## [RECORDS FOR PROCESSING]

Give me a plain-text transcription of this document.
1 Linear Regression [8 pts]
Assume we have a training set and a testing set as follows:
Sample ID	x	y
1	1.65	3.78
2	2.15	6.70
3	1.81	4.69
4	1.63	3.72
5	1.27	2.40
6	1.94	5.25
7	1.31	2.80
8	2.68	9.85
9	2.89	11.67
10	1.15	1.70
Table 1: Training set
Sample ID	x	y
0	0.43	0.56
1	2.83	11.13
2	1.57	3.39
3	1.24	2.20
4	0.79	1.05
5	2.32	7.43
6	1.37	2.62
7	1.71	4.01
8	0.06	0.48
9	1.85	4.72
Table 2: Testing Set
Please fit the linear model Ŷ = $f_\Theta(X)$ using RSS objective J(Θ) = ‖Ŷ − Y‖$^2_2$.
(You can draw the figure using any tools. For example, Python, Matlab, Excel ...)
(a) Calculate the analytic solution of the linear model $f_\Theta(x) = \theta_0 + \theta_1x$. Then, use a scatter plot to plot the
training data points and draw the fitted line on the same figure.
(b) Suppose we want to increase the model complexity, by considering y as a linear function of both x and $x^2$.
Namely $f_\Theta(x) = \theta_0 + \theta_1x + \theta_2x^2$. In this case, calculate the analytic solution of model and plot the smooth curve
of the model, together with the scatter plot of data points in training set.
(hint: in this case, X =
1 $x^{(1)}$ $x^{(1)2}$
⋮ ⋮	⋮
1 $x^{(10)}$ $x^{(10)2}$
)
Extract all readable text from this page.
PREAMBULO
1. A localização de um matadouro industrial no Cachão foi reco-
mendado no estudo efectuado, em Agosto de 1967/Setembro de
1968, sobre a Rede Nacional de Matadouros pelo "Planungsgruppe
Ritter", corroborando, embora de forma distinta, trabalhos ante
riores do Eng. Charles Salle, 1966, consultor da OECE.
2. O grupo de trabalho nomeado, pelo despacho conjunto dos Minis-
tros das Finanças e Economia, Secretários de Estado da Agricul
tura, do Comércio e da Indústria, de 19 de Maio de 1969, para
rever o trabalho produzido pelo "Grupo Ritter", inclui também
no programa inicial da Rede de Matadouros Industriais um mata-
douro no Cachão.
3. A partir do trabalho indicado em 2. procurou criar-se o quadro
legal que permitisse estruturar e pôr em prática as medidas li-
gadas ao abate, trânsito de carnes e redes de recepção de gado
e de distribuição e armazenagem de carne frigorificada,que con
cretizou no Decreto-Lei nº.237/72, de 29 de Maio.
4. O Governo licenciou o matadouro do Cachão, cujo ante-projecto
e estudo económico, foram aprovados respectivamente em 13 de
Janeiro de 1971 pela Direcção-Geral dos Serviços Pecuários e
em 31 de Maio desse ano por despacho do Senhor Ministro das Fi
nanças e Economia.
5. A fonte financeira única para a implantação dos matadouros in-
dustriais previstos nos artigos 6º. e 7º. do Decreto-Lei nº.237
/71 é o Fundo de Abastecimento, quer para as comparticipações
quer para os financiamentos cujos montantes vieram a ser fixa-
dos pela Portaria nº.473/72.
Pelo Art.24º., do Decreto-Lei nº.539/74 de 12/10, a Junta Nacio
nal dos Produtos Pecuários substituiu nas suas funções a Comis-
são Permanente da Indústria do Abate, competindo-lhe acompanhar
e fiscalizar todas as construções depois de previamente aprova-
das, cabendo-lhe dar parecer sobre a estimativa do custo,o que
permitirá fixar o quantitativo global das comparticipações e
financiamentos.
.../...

## [EXERCISE REQUIREMENTS]
Write each line above out exactly.

## [WORKED ANSWER]
Give me a plain-text transcription of this document.
1 Linear Regression [8 pts]
Assume we have a training set and a testing set as follows:
Sample ID	x	y
1	1.65	3.78
2	2.15	6.70
3	1.81	4.69
4	1.63	3.72
5	1.27	2.40
6	1.94	5.25
7	1.31	2.80
8	2.68	9.85
9	2.89	11.67
10	1.15	1.70
Table 1: Training set
Sample ID	x	y
0	0.43	0.56
1	2.83	11.13
2	1.57	3.39
3	1.24	2.20
4	0.79	1.05
5	2.32	7.43
6	1.37	2.62
7	1.71	4.01
8	0.06	0.48
9	1.85	4.72
Table 2: Testing Set
Please fit the linear model Ŷ = $f_\Theta(X)$ using RSS objective J(Θ) = ‖Ŷ − Y‖$^2_2$.
(You can draw the figure using any tools. For example, Python, Matlab, Excel ...)
(a) Calculate the analytic solution of the linear model $f_\Theta(x) = \theta_0 + \theta_1x$. Then, use a scatter plot to plot the
training data points and draw the fitted line on the same figure.
(b) Suppose we want to increase the model complexity, by considering y as a linear function of both x and $x^2$.
Namely $f_\Theta(x) = \theta_0 + \theta_1x + \theta_2x^2$. In this case, calculate the analytic solution of model and plot the smooth curve
of the model, together with the scatter plot of data points in training set.
(hint: in this case, X =
1 $x^{(1)}$ $x^{(1)2}$
⋮ ⋮	⋮
1 $x^{(10)}$ $x^{(10)2}$
)
Extract all readable text from this page.
PREAMBULO
1. A localização de um matadouro industrial no Cachão foi reco-
mendado no estudo efectuado, em Agosto de 1967/Setembro de
1968, sobre a Rede Nacional de Matadouros pelo "Planungsgruppe
Ritter", corroborando, embora de forma distinta, trabalhos ante
riores do Eng. Charles Salle, 1966, consultor da OECE.
2. O grupo de trabalho nomeado, pelo despacho conjunto dos Minis-
tros das Finanças e Economia, Secretários de Estado da Agricul
tura, do Comércio e da Indústria, de 19 de Maio de 1969, para
rever o trabalho produzido pelo "Grupo Ritter", inclui também
no programa inicial da Rede de Matadouros Industriais um mata-
douro no Cachão.
3. A partir do trabalho indicado em 2. procurou criar-se o quadro
legal que permitisse estruturar e pôr em prática as medidas li-
gadas ao abate, trânsito de carnes e redes de recepção de gado
e de distribuição e armazenagem de carne frigorificada,que con
cretizou no Decreto-Lei nº.237/72, de 29 de Maio.
4. O Governo licenciou o matadouro do Cachão, cujo ante-projecto
e estudo económico, foram aprovados respectivamente em 13 de
Janeiro de 1971 pela Direcção-Geral dos Serviços Pecuários e
em 31 de Maio desse ano por despacho do Senhor Ministro das Fi
nanças e Economia.
5. A fonte financeira única para a implantação dos matadouros in-
dustriais previstos nos artigos 6º. e 7º. do Decreto-Lei nº.237
/71 é o Fundo de Abastecimento, quer para as comparticipações
quer para os financiamentos cujos montantes vieram a ser fixa-
dos pela Portaria nº.473/72.
Pelo Art.24º., do Decreto-Lei nº.539/74 de 12/10, a Junta Nacio
nal dos Produtos Pecuários substituiu nas suas funções a Comis-
são Permanente da Indústria do Abate, competindo-lhe acompanhar
e fiscalizar todas as construções depois de previamente aprova-
das, cabendo-lhe dar parecer sobre a estimativa do custo,o que
permitirá fixar o quantitativo global das comparticipações e
financiamentos.
.../...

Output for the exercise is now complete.